>> BEGIN Records for this exercise

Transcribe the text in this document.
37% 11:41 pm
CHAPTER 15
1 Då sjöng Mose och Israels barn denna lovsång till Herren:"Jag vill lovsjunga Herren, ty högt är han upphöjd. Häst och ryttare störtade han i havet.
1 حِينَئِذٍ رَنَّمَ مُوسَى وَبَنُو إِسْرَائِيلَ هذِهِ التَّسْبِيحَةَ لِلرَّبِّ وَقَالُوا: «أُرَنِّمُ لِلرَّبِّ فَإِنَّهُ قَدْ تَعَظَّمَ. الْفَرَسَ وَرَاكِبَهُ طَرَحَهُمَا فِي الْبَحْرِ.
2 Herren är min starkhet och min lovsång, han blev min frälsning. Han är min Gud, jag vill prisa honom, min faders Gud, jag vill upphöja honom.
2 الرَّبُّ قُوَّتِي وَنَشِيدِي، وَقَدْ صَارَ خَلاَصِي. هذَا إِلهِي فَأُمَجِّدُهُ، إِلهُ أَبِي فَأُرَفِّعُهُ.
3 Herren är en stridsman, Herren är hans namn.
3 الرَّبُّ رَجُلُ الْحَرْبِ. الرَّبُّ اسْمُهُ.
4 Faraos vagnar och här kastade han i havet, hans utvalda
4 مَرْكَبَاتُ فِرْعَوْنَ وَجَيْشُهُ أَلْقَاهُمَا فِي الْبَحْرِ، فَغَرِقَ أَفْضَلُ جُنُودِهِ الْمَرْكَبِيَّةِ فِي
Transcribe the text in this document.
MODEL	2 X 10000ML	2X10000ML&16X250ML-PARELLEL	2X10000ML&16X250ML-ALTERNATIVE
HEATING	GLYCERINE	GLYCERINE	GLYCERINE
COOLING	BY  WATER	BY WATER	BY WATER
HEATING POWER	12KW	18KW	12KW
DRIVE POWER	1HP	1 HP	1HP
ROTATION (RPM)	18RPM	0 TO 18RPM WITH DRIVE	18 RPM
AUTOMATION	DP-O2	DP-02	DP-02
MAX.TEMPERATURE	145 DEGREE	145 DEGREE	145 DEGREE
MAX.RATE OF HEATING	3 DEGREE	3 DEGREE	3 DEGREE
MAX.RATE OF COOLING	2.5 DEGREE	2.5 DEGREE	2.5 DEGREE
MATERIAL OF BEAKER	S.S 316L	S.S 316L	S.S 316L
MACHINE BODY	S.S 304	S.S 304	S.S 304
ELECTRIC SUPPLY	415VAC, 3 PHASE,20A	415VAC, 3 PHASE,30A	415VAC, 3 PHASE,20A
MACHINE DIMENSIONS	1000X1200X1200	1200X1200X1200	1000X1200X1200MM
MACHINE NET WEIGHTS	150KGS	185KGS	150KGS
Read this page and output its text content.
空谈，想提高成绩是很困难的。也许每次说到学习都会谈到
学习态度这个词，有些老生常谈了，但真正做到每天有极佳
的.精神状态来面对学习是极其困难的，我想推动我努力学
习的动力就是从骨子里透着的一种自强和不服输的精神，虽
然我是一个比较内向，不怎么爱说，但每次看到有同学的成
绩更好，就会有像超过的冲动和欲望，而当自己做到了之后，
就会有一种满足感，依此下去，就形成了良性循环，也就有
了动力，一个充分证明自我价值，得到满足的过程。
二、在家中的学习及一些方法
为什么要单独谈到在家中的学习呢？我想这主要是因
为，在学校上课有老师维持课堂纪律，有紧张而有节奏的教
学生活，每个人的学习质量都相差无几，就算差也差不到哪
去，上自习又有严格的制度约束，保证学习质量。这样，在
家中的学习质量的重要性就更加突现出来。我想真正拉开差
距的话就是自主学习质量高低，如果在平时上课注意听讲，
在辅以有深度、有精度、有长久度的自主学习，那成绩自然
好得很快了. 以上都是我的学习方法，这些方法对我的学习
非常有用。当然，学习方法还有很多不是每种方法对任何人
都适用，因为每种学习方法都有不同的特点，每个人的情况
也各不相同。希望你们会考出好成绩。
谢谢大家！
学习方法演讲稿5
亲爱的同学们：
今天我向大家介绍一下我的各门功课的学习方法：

>> END Records for this exercise

Identify each line containing the string "lovsång" and copy it out.

1 Då sjöng Mose och Israels barn denna lovsång till Herren:"Jag vill lovsjunga Herren, ty högt är han upphöjd. Häst och ryttare störtade han i havet.
2 Herren är min starkhet och min lovsång, han blev min frälsning. Han är min Gud, jag vill prisa honom, min faders Gud, jag vill upphöja honom.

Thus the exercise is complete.